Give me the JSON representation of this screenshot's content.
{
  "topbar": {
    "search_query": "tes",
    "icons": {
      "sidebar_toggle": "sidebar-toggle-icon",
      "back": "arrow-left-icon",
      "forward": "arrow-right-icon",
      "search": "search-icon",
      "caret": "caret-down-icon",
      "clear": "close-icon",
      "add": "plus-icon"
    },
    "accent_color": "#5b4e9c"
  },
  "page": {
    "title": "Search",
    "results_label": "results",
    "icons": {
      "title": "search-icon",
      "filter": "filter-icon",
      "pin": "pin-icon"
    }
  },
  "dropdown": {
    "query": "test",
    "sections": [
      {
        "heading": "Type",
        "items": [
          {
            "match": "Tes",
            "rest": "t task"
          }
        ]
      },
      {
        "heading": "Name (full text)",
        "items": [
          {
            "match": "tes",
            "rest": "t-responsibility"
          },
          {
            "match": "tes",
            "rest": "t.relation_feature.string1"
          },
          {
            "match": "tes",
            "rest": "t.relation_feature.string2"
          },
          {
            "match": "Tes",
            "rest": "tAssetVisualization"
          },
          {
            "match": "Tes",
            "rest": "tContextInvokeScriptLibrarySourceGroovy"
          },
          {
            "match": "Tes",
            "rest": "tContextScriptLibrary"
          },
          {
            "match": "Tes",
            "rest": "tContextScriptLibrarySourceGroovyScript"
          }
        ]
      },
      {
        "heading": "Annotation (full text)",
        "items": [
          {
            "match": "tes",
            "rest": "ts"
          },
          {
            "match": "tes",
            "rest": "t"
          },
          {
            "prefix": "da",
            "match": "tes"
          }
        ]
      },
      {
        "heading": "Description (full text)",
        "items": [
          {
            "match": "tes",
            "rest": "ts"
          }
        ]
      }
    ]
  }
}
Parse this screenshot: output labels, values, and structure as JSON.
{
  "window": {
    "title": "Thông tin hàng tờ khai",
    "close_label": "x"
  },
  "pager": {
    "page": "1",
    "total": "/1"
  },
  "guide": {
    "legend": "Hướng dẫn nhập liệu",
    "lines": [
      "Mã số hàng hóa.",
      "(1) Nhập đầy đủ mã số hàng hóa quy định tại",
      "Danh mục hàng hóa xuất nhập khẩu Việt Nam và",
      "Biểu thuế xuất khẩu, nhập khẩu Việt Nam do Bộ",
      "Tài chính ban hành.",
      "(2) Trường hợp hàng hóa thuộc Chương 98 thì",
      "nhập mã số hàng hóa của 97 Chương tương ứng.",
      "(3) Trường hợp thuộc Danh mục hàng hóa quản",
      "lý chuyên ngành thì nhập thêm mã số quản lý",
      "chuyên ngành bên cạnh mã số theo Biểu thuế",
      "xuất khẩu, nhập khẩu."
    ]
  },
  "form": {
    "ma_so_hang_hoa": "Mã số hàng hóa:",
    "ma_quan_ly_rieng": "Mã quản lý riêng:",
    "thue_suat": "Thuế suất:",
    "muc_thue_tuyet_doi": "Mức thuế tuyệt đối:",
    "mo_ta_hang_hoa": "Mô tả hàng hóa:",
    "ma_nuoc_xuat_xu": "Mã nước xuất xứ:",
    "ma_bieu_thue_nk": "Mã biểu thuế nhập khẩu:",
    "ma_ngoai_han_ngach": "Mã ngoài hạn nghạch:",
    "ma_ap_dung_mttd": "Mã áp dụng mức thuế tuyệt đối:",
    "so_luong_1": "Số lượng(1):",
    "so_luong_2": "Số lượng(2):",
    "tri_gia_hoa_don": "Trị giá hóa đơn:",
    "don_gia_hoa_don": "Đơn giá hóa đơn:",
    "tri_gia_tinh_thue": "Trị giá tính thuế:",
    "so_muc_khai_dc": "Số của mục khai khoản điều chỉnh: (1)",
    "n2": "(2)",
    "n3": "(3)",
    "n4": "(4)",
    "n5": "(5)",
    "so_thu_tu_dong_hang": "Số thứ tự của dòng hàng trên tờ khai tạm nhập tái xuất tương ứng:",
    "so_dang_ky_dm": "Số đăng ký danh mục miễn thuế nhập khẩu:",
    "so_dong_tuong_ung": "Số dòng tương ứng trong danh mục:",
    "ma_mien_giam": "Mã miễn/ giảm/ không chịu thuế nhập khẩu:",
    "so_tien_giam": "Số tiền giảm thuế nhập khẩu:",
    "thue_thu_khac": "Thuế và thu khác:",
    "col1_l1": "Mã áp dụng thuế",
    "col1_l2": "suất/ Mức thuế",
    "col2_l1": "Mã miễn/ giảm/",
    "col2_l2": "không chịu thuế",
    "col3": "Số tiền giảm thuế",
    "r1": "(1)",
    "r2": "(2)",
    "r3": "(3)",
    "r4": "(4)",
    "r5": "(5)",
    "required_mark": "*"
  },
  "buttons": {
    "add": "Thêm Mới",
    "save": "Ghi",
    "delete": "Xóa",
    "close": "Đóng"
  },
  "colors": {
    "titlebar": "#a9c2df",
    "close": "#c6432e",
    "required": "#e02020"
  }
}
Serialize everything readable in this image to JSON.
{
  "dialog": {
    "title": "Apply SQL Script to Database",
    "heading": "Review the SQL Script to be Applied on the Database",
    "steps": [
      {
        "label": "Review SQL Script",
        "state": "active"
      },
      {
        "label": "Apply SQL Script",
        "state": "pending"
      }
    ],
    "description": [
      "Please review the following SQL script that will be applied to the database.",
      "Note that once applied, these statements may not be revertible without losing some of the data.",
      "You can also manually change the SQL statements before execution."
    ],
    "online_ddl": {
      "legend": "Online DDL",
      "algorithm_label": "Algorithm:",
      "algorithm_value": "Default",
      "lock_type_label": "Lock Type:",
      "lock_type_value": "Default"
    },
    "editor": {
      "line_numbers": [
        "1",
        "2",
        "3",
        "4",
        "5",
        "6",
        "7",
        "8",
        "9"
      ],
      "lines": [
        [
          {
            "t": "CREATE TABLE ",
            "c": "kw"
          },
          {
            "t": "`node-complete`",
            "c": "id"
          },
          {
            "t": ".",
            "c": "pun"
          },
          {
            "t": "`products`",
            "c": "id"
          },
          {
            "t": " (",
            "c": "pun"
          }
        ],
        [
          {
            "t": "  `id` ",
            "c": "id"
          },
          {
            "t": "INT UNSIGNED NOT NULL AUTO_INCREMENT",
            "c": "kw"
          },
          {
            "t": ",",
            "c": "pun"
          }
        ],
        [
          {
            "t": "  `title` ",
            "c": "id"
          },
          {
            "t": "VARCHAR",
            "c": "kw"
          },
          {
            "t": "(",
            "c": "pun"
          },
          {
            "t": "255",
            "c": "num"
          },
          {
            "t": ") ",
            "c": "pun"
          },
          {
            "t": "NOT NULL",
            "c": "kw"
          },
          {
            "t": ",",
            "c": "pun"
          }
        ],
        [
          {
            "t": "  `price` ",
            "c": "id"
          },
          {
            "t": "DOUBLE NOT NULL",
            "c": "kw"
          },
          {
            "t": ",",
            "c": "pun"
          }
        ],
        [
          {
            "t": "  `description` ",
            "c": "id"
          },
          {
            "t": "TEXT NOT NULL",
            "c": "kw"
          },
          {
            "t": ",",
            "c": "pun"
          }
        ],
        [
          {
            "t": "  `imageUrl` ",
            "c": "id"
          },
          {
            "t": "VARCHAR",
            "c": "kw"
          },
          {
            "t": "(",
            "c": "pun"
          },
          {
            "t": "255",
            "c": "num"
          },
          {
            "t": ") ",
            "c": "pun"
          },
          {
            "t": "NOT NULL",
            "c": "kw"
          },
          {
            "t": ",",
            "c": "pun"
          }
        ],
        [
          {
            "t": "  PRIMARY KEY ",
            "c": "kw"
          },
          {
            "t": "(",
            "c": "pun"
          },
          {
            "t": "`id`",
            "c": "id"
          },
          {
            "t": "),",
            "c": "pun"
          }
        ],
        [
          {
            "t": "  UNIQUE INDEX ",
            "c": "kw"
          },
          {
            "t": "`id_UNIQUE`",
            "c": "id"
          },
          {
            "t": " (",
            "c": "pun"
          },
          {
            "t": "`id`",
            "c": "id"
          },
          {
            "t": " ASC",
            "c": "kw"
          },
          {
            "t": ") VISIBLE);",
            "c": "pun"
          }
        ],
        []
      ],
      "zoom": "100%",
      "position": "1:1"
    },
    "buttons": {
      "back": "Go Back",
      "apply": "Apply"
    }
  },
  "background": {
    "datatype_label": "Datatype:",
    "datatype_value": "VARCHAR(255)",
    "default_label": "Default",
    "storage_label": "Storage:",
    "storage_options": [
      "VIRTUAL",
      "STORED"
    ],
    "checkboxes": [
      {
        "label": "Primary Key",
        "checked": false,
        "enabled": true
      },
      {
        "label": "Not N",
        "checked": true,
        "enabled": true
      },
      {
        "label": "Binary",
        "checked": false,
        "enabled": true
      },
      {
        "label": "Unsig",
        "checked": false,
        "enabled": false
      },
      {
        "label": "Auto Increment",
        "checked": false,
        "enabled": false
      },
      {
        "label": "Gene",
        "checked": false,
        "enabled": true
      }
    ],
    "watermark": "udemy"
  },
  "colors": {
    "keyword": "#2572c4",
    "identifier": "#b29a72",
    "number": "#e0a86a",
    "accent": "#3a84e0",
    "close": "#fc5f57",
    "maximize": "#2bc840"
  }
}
########
* [Task to carry out]: In the records above, locate the lines holding the word "dụng". Copy each of them.

* [Result]:
    "ma_ap_dung_mttd": "Mã áp dụng mức thuế tuyệt đối:",
    "col1_l1": "Mã áp dụng thuế",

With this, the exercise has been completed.